**Provided information**

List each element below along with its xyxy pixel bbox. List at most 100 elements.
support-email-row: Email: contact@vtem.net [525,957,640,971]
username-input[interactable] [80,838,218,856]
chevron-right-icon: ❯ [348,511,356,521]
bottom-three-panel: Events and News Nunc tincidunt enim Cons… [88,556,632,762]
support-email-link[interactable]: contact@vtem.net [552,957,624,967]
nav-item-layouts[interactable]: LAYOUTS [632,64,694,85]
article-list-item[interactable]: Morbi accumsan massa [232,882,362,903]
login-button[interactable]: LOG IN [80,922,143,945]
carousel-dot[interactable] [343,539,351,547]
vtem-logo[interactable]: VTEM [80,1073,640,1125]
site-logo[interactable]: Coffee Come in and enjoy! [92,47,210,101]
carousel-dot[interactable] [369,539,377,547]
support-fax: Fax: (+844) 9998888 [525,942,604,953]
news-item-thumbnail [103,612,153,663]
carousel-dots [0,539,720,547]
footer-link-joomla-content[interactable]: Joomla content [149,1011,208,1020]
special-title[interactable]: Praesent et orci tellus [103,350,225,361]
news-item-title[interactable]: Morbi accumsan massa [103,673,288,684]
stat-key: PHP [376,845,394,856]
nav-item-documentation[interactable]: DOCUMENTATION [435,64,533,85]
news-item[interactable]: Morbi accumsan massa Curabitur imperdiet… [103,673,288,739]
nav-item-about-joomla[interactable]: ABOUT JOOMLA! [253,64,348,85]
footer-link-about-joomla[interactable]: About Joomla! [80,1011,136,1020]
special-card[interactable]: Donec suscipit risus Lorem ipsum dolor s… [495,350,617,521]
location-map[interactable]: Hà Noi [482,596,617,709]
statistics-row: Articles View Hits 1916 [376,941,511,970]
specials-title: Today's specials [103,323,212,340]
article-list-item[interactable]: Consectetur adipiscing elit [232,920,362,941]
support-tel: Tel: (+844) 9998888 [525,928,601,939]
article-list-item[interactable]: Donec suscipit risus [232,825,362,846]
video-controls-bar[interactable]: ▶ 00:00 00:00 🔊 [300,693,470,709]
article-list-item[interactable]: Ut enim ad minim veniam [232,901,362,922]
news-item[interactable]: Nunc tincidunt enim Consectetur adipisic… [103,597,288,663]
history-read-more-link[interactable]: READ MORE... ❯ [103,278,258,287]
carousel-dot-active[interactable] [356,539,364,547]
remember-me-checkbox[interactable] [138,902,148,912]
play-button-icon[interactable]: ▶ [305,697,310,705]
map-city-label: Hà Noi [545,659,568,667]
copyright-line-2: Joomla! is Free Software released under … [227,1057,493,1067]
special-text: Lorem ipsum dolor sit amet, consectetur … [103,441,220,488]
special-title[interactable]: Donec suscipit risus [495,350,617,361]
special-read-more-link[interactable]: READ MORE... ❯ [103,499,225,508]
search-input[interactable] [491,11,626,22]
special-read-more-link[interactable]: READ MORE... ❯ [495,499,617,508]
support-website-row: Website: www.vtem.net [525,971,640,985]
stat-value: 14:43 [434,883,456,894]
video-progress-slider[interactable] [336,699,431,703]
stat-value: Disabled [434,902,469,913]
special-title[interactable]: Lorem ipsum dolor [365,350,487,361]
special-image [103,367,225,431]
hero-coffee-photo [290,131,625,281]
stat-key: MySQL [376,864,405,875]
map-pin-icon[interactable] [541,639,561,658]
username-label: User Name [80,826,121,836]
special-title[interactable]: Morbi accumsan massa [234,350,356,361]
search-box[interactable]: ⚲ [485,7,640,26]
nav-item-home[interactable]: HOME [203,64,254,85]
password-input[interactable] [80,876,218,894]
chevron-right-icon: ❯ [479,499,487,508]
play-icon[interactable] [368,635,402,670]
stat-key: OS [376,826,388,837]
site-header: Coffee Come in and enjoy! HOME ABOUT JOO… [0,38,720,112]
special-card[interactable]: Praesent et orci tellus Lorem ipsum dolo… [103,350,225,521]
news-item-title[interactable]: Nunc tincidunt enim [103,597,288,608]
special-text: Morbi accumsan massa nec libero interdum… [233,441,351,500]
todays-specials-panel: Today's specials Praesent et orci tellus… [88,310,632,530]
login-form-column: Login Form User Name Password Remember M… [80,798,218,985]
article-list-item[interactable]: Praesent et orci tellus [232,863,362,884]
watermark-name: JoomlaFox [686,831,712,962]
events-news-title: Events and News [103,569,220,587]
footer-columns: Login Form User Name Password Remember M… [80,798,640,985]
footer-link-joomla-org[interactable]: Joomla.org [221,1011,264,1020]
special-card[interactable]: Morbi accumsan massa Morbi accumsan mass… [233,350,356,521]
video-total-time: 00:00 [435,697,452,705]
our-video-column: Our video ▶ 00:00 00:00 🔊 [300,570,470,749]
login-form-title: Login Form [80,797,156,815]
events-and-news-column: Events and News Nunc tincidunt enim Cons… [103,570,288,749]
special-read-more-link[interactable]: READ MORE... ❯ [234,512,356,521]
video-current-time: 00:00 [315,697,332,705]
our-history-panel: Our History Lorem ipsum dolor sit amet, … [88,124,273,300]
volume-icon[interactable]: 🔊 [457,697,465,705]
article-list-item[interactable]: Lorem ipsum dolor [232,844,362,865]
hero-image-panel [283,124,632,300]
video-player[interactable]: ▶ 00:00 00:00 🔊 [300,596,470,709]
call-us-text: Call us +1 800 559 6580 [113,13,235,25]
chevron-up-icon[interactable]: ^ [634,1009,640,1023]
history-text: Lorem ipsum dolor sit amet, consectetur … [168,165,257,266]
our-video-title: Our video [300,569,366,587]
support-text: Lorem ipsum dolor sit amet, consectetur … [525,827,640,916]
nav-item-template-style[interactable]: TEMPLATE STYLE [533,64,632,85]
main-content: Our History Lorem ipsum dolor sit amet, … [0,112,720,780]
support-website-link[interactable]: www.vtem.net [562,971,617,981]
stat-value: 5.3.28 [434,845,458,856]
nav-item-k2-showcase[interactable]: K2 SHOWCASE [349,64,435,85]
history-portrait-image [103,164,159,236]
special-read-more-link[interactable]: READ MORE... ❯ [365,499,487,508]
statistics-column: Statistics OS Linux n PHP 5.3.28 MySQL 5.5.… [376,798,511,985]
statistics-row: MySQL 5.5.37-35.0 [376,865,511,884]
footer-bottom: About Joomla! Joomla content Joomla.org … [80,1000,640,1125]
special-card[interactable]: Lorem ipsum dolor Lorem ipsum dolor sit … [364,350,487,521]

**Task objective**
Pull out every line above that contains the string "footer". Case counts.

**Solution to the exercise**
footer-link-joomla-content[interactable]: Joomla content [149,1011,208,1020]
footer-link-about-joomla[interactable]: About Joomla! [80,1011,136,1020]
footer-columns: Login Form User Name Password Remember M… [80,798,640,985]
footer-link-joomla-org[interactable]: Joomla.org [221,1011,264,1020]
footer-bottom: About Joomla! Joomla content Joomla.org … [80,1000,640,1125]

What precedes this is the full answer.